Pull out each line of the data that includes the word "AVANCE".

begin Records provided

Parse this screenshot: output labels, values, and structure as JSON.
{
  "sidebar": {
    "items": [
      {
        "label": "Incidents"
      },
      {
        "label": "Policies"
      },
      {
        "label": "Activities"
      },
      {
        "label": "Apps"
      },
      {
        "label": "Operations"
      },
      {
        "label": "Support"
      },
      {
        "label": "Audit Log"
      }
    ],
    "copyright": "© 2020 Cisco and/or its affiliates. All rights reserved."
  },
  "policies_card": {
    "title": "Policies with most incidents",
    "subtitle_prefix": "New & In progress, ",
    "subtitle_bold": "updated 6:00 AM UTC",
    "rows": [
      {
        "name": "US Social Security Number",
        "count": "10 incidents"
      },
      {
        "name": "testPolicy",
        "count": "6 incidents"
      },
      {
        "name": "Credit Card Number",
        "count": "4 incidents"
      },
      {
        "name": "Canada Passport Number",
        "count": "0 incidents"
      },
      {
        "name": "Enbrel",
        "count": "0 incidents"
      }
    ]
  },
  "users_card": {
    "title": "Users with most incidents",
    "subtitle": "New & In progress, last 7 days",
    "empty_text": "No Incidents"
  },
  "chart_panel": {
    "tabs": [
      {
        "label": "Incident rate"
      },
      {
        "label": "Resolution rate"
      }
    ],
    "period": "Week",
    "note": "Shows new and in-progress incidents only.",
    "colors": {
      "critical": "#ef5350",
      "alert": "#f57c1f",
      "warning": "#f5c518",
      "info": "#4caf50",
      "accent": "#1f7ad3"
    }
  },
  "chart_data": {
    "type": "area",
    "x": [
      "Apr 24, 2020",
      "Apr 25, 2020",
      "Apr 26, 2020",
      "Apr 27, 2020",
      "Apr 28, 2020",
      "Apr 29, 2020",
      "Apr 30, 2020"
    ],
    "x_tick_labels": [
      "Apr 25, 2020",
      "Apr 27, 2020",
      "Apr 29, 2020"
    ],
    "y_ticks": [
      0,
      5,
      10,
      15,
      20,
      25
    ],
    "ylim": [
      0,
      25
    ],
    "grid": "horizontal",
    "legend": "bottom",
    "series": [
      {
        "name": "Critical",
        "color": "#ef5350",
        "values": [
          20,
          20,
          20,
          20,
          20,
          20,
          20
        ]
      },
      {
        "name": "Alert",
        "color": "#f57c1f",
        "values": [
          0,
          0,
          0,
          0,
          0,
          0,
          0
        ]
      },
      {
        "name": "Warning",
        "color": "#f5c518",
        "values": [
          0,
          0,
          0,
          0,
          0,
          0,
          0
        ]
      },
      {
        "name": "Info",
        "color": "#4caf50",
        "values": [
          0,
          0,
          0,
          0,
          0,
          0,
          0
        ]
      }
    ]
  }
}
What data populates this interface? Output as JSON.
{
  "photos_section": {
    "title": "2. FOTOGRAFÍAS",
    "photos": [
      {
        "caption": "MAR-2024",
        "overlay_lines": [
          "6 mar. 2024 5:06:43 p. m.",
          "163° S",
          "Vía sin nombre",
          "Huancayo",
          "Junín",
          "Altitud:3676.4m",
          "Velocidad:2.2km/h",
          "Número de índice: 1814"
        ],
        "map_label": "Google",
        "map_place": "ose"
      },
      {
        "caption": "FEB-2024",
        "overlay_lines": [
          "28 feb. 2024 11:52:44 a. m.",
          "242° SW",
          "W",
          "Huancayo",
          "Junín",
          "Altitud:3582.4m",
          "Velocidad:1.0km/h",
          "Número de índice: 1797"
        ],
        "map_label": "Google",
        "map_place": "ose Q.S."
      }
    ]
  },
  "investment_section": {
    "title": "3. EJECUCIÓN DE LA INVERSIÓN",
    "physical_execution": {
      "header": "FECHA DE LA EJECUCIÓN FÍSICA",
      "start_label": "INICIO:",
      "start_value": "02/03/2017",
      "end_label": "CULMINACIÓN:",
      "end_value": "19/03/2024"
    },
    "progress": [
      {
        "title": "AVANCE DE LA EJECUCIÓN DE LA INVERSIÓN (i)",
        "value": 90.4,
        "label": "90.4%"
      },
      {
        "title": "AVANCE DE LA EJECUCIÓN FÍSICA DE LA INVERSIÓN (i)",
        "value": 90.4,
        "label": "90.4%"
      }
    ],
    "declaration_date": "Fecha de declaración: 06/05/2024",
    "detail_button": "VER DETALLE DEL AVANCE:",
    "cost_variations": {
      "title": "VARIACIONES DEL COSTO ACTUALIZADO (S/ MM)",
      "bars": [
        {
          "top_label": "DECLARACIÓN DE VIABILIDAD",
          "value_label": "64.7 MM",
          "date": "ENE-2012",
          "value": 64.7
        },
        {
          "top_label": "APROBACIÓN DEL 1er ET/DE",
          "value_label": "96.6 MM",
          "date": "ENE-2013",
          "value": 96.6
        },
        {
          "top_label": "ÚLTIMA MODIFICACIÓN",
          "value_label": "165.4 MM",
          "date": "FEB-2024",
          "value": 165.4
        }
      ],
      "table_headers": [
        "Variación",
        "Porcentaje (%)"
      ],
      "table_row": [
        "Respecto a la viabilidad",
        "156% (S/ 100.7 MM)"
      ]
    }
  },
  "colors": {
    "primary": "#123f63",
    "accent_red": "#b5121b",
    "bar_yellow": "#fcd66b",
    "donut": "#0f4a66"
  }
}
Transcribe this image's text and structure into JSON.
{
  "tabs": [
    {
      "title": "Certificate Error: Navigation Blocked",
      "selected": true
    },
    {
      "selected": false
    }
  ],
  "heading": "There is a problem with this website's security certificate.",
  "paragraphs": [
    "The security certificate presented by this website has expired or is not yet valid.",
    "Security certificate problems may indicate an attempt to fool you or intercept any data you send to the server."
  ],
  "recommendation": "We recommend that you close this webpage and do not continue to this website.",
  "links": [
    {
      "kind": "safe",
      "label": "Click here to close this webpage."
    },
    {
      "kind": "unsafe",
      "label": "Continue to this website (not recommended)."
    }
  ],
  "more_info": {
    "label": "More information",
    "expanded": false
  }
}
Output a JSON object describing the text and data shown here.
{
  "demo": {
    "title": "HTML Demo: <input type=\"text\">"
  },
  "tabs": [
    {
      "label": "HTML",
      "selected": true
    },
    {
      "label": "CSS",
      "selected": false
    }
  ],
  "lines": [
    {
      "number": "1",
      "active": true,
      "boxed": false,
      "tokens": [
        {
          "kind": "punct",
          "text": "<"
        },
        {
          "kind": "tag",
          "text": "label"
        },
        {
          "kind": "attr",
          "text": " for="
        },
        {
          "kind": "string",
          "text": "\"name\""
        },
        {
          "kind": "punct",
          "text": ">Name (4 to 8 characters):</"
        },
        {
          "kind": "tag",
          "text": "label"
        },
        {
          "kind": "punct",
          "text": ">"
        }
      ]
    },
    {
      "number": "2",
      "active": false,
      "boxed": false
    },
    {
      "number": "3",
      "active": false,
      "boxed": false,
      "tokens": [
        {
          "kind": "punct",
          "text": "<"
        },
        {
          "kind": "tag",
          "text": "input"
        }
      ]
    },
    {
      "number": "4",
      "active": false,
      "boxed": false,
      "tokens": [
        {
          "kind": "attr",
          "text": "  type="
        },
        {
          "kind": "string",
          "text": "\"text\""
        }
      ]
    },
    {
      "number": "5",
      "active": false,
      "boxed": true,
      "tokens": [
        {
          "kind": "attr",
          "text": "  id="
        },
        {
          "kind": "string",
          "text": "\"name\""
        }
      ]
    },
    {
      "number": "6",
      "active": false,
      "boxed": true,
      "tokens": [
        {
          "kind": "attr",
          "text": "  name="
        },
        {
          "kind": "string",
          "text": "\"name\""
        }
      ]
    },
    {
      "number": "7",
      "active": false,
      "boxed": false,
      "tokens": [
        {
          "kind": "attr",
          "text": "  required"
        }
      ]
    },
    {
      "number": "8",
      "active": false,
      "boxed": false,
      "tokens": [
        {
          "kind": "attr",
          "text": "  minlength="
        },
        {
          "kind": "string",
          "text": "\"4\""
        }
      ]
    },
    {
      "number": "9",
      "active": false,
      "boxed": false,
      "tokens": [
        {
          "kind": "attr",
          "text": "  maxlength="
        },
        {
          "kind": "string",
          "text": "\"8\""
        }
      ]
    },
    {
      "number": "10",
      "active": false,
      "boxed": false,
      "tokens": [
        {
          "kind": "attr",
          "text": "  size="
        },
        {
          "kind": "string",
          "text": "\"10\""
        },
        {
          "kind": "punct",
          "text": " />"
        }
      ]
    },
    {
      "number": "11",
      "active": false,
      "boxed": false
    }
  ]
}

end Records provided

• Response to the task
        "title": "AVANCE DE LA EJECUCIÓN DE LA INVERSIÓN (i)",
        "title": "AVANCE DE LA EJECUCIÓN FÍSICA DE LA INVERSIÓN (i)",
    "detail_button": "VER DETALLE DEL AVANCE:",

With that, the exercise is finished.